Figure record extracts:

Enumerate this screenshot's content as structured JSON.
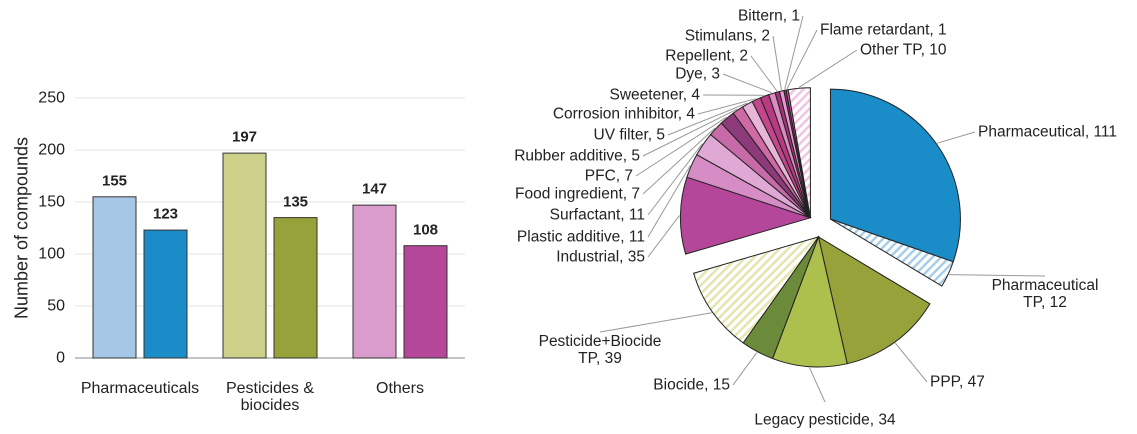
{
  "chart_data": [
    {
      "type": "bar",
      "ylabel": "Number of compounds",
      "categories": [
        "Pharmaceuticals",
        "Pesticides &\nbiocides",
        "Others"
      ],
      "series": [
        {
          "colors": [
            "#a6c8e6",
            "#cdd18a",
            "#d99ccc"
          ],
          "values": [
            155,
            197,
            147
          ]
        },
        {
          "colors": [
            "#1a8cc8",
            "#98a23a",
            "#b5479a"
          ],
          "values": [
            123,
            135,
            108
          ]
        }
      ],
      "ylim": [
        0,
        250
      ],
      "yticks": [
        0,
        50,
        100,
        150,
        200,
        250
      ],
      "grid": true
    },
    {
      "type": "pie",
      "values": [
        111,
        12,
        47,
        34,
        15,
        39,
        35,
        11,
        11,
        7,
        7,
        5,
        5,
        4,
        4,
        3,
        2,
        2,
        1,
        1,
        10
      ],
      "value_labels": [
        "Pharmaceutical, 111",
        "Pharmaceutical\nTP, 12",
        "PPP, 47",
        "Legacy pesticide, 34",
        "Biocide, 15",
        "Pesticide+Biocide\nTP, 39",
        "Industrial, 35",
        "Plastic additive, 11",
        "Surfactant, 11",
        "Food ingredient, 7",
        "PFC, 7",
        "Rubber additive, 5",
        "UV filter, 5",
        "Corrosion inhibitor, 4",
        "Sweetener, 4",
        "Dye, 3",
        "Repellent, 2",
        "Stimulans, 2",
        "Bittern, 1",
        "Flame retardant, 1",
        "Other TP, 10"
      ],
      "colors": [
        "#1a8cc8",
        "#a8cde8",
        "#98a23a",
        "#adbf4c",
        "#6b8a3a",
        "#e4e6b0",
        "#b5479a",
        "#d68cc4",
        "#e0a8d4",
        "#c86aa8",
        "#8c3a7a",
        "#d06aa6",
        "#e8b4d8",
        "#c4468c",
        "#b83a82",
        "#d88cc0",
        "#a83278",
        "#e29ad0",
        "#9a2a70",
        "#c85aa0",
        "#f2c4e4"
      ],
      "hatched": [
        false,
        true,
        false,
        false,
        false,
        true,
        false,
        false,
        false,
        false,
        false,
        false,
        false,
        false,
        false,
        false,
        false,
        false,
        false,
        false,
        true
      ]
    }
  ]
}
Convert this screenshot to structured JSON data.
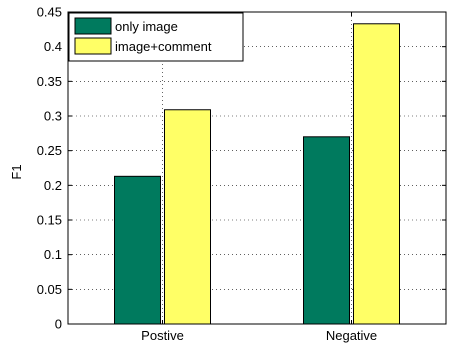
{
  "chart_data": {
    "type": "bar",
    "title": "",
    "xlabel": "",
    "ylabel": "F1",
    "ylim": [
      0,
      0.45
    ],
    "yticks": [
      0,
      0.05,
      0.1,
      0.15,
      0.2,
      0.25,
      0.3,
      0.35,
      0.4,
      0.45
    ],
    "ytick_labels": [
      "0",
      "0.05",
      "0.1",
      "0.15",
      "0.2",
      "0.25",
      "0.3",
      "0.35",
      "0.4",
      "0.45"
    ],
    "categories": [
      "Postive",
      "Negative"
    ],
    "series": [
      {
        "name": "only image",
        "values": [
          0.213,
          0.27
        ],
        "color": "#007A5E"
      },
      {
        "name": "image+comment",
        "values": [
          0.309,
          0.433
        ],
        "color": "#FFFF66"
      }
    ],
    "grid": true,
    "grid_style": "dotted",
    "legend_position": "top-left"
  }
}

--

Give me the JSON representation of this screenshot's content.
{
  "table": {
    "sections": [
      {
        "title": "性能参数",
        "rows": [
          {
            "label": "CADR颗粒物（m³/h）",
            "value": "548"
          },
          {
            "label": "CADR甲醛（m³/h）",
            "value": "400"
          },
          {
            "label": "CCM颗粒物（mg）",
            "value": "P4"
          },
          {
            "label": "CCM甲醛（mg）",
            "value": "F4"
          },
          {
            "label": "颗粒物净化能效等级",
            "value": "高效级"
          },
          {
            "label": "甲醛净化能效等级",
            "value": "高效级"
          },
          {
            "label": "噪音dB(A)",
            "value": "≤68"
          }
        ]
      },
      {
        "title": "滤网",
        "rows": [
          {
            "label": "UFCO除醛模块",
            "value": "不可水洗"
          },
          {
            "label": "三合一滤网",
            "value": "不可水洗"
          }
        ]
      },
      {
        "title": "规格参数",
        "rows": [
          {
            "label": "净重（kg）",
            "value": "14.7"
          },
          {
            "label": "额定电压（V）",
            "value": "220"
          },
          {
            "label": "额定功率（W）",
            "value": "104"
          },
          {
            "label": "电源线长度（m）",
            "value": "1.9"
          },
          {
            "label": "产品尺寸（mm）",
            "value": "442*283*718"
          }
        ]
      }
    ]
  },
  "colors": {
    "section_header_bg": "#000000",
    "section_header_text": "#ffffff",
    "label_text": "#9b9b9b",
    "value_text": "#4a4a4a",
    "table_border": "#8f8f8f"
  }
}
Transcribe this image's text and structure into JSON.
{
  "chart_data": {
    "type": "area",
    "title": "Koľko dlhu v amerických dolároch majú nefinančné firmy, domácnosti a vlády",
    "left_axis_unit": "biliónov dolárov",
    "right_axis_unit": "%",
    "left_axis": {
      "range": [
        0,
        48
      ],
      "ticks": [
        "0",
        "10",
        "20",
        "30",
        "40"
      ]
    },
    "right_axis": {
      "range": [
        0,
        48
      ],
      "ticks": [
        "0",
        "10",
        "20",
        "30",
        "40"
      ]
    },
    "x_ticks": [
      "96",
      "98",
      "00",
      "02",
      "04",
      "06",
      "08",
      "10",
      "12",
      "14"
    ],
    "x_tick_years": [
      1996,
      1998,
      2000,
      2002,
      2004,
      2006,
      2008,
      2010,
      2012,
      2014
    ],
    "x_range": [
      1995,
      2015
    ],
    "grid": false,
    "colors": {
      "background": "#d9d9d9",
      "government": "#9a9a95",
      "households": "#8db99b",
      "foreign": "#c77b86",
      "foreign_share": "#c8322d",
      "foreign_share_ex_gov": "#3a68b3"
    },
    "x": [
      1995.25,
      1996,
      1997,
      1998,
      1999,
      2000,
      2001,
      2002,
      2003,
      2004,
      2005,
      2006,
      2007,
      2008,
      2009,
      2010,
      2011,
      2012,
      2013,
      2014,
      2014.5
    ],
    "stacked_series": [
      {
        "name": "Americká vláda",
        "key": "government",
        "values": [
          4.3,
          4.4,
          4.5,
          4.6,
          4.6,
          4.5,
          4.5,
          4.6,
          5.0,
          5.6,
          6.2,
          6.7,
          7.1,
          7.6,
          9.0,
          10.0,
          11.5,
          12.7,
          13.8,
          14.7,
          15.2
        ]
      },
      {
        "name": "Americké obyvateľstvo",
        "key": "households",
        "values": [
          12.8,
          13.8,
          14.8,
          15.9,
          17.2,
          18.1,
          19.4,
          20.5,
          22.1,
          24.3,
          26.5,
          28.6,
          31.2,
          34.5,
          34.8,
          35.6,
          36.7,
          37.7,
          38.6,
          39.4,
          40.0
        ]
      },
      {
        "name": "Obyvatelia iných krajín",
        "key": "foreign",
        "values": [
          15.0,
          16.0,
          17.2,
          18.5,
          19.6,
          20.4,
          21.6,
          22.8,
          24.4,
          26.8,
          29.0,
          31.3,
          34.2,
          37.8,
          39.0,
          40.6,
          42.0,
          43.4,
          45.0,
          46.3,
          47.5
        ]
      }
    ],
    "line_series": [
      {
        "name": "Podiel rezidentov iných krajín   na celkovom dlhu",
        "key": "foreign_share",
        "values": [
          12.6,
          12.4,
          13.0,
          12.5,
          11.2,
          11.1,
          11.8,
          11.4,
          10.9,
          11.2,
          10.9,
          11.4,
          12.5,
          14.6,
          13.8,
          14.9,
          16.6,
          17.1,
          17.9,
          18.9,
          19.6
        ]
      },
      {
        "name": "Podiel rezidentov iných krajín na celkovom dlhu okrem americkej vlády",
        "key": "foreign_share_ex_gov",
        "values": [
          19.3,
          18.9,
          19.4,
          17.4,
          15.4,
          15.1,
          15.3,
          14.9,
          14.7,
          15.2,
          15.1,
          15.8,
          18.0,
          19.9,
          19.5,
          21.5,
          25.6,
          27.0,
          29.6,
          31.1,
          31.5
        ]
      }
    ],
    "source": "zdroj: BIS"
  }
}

Task statement
Your task is to gather all lines from the entries above that hold the word "krajín".

The result
        "name": "Obyvatelia iných krajín",
        "name": "Podiel rezidentov iných krajín   na celkovom dlhu",
        "name": "Podiel rezidentov iných krajín na celkovom dlhu okrem americkej vlády",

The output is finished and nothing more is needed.